## SHORT PROBLEM
State how many lines of the entries hold the string "JSON". Reply with the number alone.

• • •

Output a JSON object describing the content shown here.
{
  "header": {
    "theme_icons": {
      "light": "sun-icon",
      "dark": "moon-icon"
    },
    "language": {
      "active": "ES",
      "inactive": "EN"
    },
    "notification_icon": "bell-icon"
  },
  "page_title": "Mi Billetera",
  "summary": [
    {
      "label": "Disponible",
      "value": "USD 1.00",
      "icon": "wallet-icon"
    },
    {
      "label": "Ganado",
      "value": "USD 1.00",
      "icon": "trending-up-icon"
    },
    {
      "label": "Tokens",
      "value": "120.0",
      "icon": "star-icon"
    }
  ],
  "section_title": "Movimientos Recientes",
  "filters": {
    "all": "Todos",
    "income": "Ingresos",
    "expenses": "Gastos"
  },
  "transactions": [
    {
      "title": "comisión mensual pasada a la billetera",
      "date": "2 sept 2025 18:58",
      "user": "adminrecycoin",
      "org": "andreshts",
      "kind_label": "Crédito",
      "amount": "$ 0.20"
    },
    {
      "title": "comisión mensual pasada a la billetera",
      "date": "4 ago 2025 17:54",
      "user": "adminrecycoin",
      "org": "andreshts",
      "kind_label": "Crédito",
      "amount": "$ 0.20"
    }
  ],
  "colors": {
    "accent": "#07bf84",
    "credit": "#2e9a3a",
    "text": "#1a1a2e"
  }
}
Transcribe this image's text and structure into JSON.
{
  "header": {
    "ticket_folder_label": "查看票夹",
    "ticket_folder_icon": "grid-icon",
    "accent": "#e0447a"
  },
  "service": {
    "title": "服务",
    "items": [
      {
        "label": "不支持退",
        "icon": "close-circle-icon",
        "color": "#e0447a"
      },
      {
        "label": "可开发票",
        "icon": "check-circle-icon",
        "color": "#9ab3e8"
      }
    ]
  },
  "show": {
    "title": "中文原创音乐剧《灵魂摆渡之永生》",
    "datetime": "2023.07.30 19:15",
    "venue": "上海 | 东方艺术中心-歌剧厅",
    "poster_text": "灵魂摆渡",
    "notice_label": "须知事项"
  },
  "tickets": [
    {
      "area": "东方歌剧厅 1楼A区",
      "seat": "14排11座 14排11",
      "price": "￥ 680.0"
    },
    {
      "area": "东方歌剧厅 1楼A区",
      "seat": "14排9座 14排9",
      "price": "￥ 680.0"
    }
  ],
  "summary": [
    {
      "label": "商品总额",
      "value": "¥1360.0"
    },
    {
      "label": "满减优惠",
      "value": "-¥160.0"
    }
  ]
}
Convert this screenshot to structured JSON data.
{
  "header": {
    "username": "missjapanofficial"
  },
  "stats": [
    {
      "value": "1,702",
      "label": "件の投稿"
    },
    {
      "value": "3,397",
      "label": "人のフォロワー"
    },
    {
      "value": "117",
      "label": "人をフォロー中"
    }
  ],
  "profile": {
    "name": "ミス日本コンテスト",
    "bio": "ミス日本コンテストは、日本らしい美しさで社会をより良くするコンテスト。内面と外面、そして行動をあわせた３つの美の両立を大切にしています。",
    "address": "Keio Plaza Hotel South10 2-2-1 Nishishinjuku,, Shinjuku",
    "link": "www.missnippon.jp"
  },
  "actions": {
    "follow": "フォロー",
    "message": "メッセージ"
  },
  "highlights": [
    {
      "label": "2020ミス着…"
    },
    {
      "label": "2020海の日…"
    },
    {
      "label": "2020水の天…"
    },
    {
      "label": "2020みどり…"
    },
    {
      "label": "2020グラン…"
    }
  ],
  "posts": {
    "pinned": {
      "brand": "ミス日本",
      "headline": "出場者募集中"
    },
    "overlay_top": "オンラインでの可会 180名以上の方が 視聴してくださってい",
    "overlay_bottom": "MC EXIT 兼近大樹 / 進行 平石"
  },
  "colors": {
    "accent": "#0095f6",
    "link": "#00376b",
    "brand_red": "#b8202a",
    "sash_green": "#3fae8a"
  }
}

• • •

## CORRECT RESPONSE
3